**Problem statement**: Return all lines from the listing below in which the string "DEIKTHS" occurs.

**Data for the task**:
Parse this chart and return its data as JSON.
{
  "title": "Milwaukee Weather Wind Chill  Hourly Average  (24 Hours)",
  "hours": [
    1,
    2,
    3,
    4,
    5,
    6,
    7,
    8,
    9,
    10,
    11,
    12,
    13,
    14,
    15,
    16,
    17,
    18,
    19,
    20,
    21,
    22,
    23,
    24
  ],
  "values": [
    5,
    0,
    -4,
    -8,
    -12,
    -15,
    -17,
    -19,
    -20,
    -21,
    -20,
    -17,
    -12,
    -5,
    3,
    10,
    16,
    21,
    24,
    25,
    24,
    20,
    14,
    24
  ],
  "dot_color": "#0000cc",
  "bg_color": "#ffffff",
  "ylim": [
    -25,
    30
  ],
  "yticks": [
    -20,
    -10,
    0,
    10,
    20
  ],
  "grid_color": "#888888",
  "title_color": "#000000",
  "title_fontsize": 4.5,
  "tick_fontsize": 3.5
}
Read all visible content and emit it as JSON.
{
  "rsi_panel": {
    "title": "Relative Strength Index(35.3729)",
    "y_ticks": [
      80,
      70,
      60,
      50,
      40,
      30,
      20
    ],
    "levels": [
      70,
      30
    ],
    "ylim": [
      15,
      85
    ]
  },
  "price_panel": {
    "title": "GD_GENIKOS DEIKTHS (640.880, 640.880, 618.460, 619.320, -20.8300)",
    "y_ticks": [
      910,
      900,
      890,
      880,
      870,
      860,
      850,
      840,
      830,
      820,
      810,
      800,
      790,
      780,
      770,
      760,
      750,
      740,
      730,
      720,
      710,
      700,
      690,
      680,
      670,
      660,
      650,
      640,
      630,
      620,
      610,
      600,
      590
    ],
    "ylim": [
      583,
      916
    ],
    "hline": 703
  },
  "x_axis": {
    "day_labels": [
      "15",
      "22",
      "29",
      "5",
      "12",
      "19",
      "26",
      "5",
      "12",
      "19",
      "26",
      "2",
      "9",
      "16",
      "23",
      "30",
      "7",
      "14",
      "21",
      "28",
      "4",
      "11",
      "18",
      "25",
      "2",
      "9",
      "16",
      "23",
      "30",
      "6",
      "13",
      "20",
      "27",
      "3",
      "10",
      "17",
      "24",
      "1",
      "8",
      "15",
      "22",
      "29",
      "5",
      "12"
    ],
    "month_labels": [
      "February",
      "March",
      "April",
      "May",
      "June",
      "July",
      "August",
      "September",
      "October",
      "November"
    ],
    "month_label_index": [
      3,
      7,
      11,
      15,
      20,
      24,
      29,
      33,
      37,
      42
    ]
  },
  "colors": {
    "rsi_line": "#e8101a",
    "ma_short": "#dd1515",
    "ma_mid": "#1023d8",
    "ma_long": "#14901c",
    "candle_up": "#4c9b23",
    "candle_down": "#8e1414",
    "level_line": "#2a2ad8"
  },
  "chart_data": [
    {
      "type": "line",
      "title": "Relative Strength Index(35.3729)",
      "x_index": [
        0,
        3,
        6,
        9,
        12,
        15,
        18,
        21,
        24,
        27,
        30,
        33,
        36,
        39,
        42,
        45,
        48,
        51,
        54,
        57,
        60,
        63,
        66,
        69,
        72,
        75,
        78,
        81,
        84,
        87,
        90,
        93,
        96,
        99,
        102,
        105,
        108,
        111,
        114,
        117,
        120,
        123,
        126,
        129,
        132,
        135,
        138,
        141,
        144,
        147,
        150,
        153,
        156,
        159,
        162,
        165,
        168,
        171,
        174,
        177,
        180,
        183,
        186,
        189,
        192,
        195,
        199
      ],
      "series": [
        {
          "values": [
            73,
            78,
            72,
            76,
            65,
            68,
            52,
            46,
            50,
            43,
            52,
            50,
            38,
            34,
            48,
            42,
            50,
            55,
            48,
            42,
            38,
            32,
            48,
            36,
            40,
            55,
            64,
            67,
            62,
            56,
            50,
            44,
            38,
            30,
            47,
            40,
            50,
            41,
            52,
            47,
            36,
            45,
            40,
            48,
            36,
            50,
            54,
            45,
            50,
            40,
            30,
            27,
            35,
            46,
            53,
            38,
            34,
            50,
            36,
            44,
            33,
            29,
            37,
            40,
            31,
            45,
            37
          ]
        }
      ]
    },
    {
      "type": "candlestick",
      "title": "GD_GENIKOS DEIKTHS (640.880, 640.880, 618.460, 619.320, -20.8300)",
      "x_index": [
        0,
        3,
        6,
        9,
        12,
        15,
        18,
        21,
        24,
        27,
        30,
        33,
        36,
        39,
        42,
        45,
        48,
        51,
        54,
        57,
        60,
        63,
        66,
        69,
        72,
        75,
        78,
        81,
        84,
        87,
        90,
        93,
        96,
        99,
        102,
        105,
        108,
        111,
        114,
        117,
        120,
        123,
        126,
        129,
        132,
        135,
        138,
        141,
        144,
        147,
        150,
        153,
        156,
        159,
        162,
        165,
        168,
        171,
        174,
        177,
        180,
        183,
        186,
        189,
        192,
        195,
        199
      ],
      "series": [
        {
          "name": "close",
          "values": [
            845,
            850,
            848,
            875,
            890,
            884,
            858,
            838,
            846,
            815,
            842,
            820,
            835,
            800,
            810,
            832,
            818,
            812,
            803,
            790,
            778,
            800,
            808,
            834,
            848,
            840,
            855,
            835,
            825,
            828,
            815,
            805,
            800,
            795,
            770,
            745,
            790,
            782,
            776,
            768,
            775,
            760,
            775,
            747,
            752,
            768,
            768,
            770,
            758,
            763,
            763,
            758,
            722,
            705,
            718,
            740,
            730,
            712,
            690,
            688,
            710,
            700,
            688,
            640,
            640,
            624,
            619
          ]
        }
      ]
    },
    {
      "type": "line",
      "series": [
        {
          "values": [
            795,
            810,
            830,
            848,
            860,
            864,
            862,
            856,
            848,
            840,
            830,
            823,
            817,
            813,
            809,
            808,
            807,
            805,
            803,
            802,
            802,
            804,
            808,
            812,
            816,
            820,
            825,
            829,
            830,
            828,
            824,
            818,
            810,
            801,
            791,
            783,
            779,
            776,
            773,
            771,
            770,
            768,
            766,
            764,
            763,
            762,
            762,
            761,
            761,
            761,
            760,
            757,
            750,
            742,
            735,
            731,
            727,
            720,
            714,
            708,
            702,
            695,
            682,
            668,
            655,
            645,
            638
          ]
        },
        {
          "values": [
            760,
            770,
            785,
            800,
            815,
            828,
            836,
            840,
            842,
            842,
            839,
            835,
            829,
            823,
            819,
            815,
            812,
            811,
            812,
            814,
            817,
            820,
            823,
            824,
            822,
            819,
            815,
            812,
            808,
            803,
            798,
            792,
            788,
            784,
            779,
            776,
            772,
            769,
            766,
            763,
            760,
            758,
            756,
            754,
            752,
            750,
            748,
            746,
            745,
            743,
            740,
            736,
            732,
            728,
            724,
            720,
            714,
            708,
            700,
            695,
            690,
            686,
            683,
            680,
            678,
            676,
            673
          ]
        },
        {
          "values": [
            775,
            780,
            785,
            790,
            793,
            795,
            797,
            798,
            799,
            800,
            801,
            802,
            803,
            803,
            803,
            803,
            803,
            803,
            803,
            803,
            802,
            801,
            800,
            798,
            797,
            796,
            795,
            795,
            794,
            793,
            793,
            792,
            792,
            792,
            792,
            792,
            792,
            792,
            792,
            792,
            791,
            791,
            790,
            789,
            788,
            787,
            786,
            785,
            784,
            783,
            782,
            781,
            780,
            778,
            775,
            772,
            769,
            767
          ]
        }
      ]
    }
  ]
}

**Full output**:
    "title": "GD_GENIKOS DEIKTHS (640.880, 640.880, 618.460, 619.320, -20.8300)",
      "title": "GD_GENIKOS DEIKTHS (640.880, 640.880, 618.460, 619.320, -20.8300)",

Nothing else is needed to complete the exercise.